-- EXERCISE INPUT start --

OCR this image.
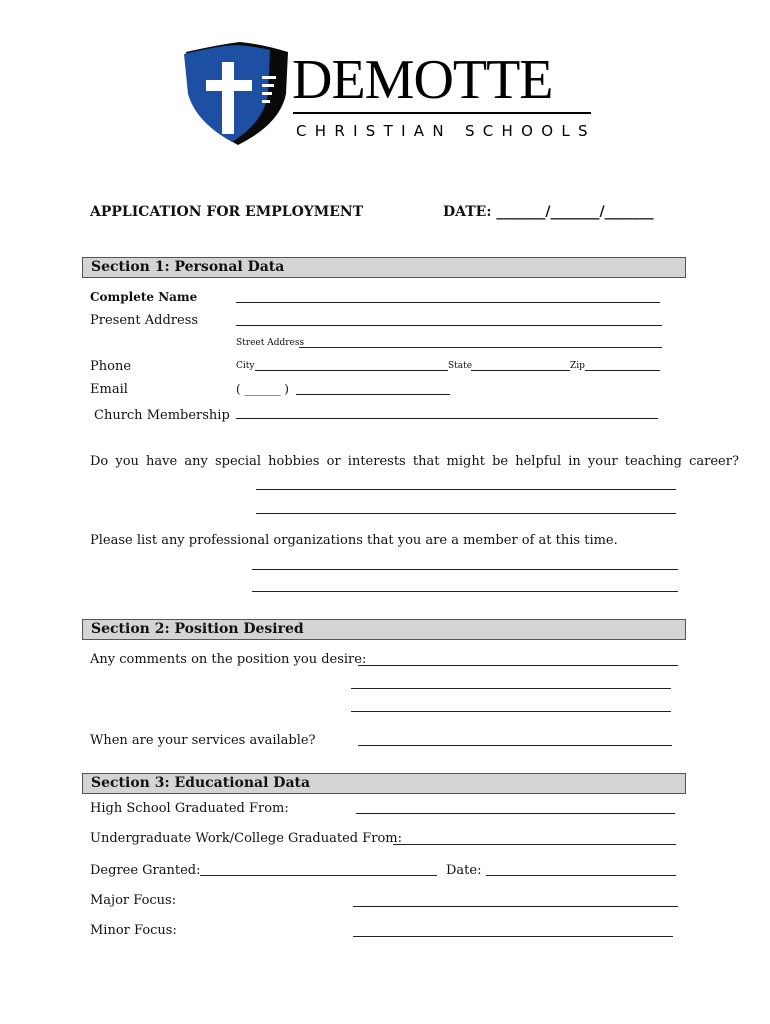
DEMOTTE
CHRISTIAN SCHOOLS
APPLICATION FOR EMPLOYMENT	DATE: _______/_______/_______
Section 1: Personal Data
Complete Name
Present Address
Street Address
Phone	City	State	Zip
Email	( ______ )
Church Membership
Do you have any special hobbies or interests that might be helpful in your teaching career?
Please list any professional organizations that you are a member of at this time.
Section 2: Position Desired
Any comments on the position you desire:
When are your services available?
Section 3: Educational Data
High School Graduated From:
Undergraduate Work/College Graduated From:
Degree Granted:	Date:
Major Focus:
Minor Focus:
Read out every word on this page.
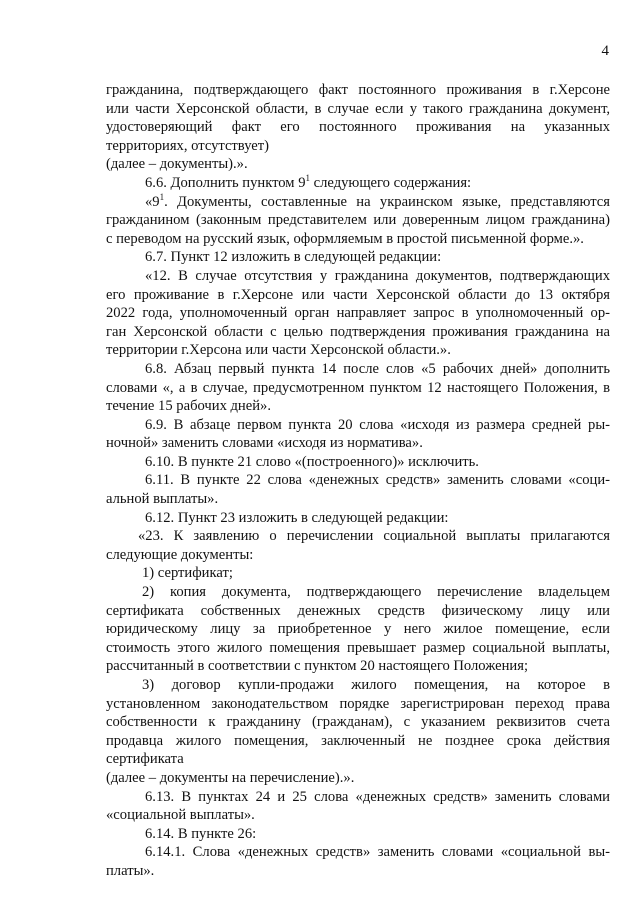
4
гражданина, подтверждающего факт постоянного проживания в г.Херсоне
или части Херсонской области, в случае если у такого гражданина документ,
удостоверяющий факт его постоянного проживания на указанных
территориях, отсутствует)
(далее – документы).».
6.6. Дополнить пунктом $9^1$ следующего содержания:
«$9^1$. Документы, составленные на украинском языке, представляются
гражданином (законным представителем или доверенным лицом гражданина)
с переводом на русский язык, оформляемым в простой письменной форме.».
6.7. Пункт 12 изложить в следующей редакции:
«12. В случае отсутствия у гражданина документов, подтверждающих
его проживание в г.Херсоне или части Херсонской области до 13 октября
2022 года, уполномоченный орган направляет запрос в уполномоченный ор-
ган Херсонской области с целью подтверждения проживания гражданина на
территории г.Херсона или части Херсонской области.».
6.8. Абзац первый пункта 14 после слов «5 рабочих дней» дополнить
словами «, а в случае, предусмотренном пунктом 12 настоящего Положения, в
течение 15 рабочих дней».
6.9. В абзаце первом пункта 20 слова «исходя из размера средней ры-
ночной» заменить словами «исходя из норматива».
6.10. В пункте 21 слово «(построенного)» исключить.
6.11. В пункте 22 слова «денежных средств» заменить словами «соци-
альной выплаты».
6.12. Пункт 23 изложить в следующей редакции:
«23. К заявлению о перечислении социальной выплаты прилагаются
следующие документы:
1) сертификат;
2) копия документа, подтверждающего перечисление владельцем
сертификата собственных денежных средств физическому лицу или
юридическому лицу за приобретенное у него жилое помещение, если
стоимость этого жилого помещения превышает размер социальной выплаты,
рассчитанный в соответствии с пунктом 20 настоящего Положения;
3) договор купли-продажи жилого помещения, на которое в
установленном законодательством порядке зарегистрирован переход права
собственности к гражданину (гражданам), с указанием реквизитов счета
продавца жилого помещения, заключенный не позднее срока действия
сертификата
(далее – документы на перечисление).».
6.13. В пунктах 24 и 25 слова «денежных средств» заменить словами
«социальной выплаты».
6.14. В пункте 26:
6.14.1. Слова «денежных средств» заменить словами «социальной вы-
платы».
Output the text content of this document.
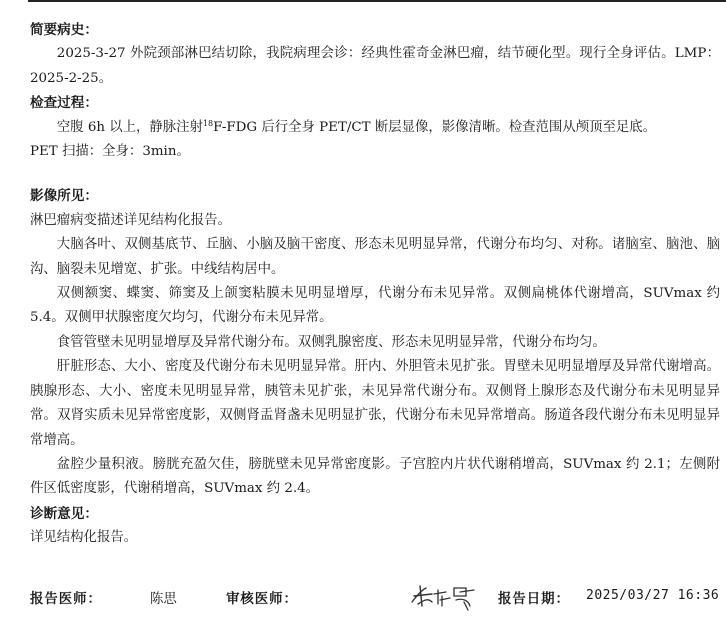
简要病史：
2025-3-27 外院颈部淋巴结切除，我院病理会诊：经典性霍奇金淋巴瘤，结节硬化型。现行全身评估。LMP：2025-2-25。
检查过程：
空腹 6h 以上，静脉注射$^{18}$F-FDG 后行全身 PET/CT 断层显像，影像清晰。检查范围从颅顶至足底。
PET 扫描：全身：3min。
影像所见：
淋巴瘤病变描述详见结构化报告。
大脑各叶、双侧基底节、丘脑、小脑及脑干密度、形态未见明显异常，代谢分布均匀、对称。诸脑室、脑池、脑沟、脑裂未见增宽、扩张。中线结构居中。
双侧额窦、蝶窦、筛窦及上颌窦粘膜未见明显增厚，代谢分布未见异常。双侧扁桃体代谢增高，SUVmax 约 5.4。双侧甲状腺密度欠均匀，代谢分布未见异常。
食管管壁未见明显增厚及异常代谢分布。双侧乳腺密度、形态未见明显异常，代谢分布均匀。
肝脏形态、大小、密度及代谢分布未见明显异常。肝内、外胆管未见扩张。胃壁未见明显增厚及异常代谢增高。胰腺形态、大小、密度未见明显异常，胰管未见扩张，未见异常代谢分布。双侧肾上腺形态及代谢分布未见明显异常。双肾实质未见异常密度影，双侧肾盂肾盏未见明显扩张，代谢分布未见异常增高。肠道各段代谢分布未见明显异常增高。
盆腔少量积液。膀胱充盈欠佳，膀胱壁未见异常密度影。子宫腔内片状代谢稍增高，SUVmax 约 2.1；左侧附件区低密度影，代谢稍增高，SUVmax 约 2.4。
诊断意见：
详见结构化报告。
报告医师：	陈思	审核医师：	报告日期： 2025/03/27 16:36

-- EXERCISE INPUT end --

Find each line holding "гражданина". Copy it out.

гражданина, подтверждающего факт постоянного проживания в г.Херсоне
или части Херсонской области, в случае если у такого гражданина документ,
гражданином (законным представителем или доверенным лицом гражданина)
«12. В случае отсутствия у гражданина документов, подтверждающих
ган Херсонской области с целью подтверждения проживания гражданина на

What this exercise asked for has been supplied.